* [Problem to work on] Reproduce the entries in full, with no changes.

* [Data shown]
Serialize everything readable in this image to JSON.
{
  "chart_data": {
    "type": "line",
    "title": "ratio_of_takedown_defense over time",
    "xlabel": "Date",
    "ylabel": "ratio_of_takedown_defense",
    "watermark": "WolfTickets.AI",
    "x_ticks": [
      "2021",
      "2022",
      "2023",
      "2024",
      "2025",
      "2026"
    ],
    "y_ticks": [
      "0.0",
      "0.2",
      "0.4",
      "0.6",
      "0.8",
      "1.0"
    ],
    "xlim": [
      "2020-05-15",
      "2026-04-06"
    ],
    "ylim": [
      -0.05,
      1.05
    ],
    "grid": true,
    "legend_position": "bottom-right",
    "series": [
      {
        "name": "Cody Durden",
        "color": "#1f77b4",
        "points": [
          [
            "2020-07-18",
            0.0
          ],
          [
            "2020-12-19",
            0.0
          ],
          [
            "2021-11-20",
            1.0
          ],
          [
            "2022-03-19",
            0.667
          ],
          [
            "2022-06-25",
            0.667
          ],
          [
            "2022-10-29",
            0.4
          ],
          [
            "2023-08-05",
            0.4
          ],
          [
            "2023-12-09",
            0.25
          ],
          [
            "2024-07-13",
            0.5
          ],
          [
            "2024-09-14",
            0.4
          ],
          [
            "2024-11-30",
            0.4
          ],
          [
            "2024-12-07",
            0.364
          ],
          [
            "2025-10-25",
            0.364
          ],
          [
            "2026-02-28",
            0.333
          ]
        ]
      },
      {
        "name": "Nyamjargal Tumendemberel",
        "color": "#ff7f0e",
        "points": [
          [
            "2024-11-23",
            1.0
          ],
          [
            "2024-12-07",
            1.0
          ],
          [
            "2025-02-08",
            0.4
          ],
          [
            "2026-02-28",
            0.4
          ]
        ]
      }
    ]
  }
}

* [Full response]
Serialize everything readable in this image to JSON.
{
  "chart_data": {
    "type": "line",
    "title": "ratio_of_takedown_defense over time",
    "xlabel": "Date",
    "ylabel": "ratio_of_takedown_defense",
    "watermark": "WolfTickets.AI",
    "x_ticks": [
      "2021",
      "2022",
      "2023",
      "2024",
      "2025",
      "2026"
    ],
    "y_ticks": [
      "0.0",
      "0.2",
      "0.4",
      "0.6",
      "0.8",
      "1.0"
    ],
    "xlim": [
      "2020-05-15",
      "2026-04-06"
    ],
    "ylim": [
      -0.05,
      1.05
    ],
    "grid": true,
    "legend_position": "bottom-right",
    "series": [
      {
        "name": "Cody Durden",
        "color": "#1f77b4",
        "points": [
          [
            "2020-07-18",
            0.0
          ],
          [
            "2020-12-19",
            0.0
          ],
          [
            "2021-11-20",
            1.0
          ],
          [
            "2022-03-19",
            0.667
          ],
          [
            "2022-06-25",
            0.667
          ],
          [
            "2022-10-29",
            0.4
          ],
          [
            "2023-08-05",
            0.4
          ],
          [
            "2023-12-09",
            0.25
          ],
          [
            "2024-07-13",
            0.5
          ],
          [
            "2024-09-14",
            0.4
          ],
          [
            "2024-11-30",
            0.4
          ],
          [
            "2024-12-07",
            0.364
          ],
          [
            "2025-10-25",
            0.364
          ],
          [
            "2026-02-28",
            0.333
          ]
        ]
      },
      {
        "name": "Nyamjargal Tumendemberel",
        "color": "#ff7f0e",
        "points": [
          [
            "2024-11-23",
            1.0
          ],
          [
            "2024-12-07",
            1.0
          ],
          [
            "2025-02-08",
            0.4
          ],
          [
            "2026-02-28",
            0.4
          ]
        ]
      }
    ]
  }
}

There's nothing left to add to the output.